**Work to be completed**
Output every entry exactly as given.

[Items from a figure collection]
——

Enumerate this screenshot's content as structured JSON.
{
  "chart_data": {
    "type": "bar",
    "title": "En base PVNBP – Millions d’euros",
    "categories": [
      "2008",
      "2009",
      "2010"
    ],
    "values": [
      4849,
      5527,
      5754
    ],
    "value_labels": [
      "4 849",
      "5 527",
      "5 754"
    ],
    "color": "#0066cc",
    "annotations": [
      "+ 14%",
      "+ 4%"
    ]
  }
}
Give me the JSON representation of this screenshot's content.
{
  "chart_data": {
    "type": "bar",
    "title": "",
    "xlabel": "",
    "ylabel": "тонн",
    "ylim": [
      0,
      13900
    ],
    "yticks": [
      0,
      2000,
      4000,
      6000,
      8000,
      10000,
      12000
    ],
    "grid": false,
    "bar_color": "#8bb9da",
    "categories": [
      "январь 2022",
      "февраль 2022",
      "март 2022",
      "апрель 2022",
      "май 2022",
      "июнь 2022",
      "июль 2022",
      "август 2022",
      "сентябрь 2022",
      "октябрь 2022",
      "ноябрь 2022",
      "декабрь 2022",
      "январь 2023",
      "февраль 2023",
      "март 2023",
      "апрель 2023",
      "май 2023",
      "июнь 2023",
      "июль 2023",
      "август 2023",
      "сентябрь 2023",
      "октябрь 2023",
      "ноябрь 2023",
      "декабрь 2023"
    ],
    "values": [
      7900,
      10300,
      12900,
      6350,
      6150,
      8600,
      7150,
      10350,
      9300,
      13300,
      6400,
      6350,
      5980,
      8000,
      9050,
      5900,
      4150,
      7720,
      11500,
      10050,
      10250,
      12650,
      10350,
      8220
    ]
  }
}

——

**Task response**
Enumerate this screenshot's content as structured JSON.
{
  "chart_data": {
    "type": "bar",
    "title": "En base PVNBP – Millions d’euros",
    "categories": [
      "2008",
      "2009",
      "2010"
    ],
    "values": [
      4849,
      5527,
      5754
    ],
    "value_labels": [
      "4 849",
      "5 527",
      "5 754"
    ],
    "color": "#0066cc",
    "annotations": [
      "+ 14%",
      "+ 4%"
    ]
  }
}
Give me the JSON representation of this screenshot's content.
{
  "chart_data": {
    "type": "bar",
    "title": "",
    "xlabel": "",
    "ylabel": "тонн",
    "ylim": [
      0,
      13900
    ],
    "yticks": [
      0,
      2000,
      4000,
      6000,
      8000,
      10000,
      12000
    ],
    "grid": false,
    "bar_color": "#8bb9da",
    "categories": [
      "январь 2022",
      "февраль 2022",
      "март 2022",
      "апрель 2022",
      "май 2022",
      "июнь 2022",
      "июль 2022",
      "август 2022",
      "сентябрь 2022",
      "октябрь 2022",
      "ноябрь 2022",
      "декабрь 2022",
      "январь 2023",
      "февраль 2023",
      "март 2023",
      "апрель 2023",
      "май 2023",
      "июнь 2023",
      "июль 2023",
      "август 2023",
      "сентябрь 2023",
      "октябрь 2023",
      "ноябрь 2023",
      "декабрь 2023"
    ],
    "values": [
      7900,
      10300,
      12900,
      6350,
      6150,
      8600,
      7150,
      10350,
      9300,
      13300,
      6400,
      6350,
      5980,
      8000,
      9050,
      5900,
      4150,
      7720,
      11500,
      10050,
      10250,
      12650,
      10350,
      8220
    ]
  }
}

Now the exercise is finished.